### Short exercise
Which lines of the records contain "group"? Collect every one of them.

### Supplied material
════════

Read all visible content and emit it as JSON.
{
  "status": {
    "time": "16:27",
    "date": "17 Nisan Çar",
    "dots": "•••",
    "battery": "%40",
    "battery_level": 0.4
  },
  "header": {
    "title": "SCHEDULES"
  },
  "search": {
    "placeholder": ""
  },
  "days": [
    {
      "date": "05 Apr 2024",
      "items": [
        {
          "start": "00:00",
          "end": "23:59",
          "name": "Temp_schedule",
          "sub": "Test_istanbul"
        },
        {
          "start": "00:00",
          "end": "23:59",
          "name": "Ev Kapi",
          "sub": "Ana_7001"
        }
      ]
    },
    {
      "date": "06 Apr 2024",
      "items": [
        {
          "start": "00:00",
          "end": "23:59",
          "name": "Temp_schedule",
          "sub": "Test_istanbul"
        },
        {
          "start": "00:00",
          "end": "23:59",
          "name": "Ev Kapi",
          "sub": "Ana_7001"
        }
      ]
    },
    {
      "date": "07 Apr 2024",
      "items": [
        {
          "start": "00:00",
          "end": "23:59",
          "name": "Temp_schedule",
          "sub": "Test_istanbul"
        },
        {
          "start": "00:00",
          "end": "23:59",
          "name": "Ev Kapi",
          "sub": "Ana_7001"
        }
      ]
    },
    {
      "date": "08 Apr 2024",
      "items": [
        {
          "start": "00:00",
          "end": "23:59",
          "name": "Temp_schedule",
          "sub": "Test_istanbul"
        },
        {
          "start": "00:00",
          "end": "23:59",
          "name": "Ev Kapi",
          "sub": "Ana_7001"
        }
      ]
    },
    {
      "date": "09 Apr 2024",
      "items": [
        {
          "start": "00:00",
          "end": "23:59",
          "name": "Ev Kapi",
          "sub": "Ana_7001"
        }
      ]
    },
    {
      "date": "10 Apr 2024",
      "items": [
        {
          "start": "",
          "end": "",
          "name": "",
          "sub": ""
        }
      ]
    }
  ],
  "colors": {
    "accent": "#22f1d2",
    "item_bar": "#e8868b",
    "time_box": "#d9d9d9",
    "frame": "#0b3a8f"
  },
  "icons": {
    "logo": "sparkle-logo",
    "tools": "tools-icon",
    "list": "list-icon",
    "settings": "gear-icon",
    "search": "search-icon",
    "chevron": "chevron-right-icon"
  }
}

════════

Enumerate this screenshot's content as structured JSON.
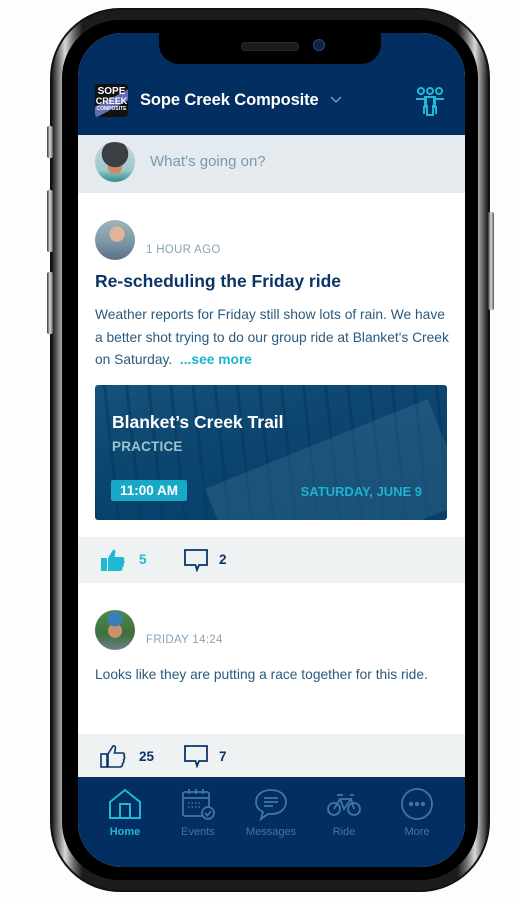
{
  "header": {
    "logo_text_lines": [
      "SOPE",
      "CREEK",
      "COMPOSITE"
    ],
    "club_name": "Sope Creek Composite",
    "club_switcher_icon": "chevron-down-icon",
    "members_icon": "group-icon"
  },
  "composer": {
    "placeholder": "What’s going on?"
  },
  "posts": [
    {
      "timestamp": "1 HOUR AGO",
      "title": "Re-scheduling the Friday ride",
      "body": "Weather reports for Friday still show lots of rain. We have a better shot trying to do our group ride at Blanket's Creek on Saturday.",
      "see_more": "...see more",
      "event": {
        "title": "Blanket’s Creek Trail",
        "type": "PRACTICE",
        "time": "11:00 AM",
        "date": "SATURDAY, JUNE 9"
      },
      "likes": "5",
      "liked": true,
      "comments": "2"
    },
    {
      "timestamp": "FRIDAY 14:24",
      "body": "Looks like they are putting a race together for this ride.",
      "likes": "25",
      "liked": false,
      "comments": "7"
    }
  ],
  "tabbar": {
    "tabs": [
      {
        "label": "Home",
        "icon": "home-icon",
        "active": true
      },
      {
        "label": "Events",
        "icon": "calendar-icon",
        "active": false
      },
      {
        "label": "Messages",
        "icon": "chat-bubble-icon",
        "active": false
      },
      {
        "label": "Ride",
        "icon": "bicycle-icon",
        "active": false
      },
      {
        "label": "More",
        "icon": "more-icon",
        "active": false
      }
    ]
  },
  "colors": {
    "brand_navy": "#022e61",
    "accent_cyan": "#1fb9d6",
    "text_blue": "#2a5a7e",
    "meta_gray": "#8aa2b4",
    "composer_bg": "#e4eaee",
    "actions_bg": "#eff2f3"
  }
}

════════

### Response to the exercise
    "members_icon": "group-icon"
      "body": "Weather reports for Friday still show lots of rain. We have a better shot trying to do our group ride at Blanket's Creek on Saturday.",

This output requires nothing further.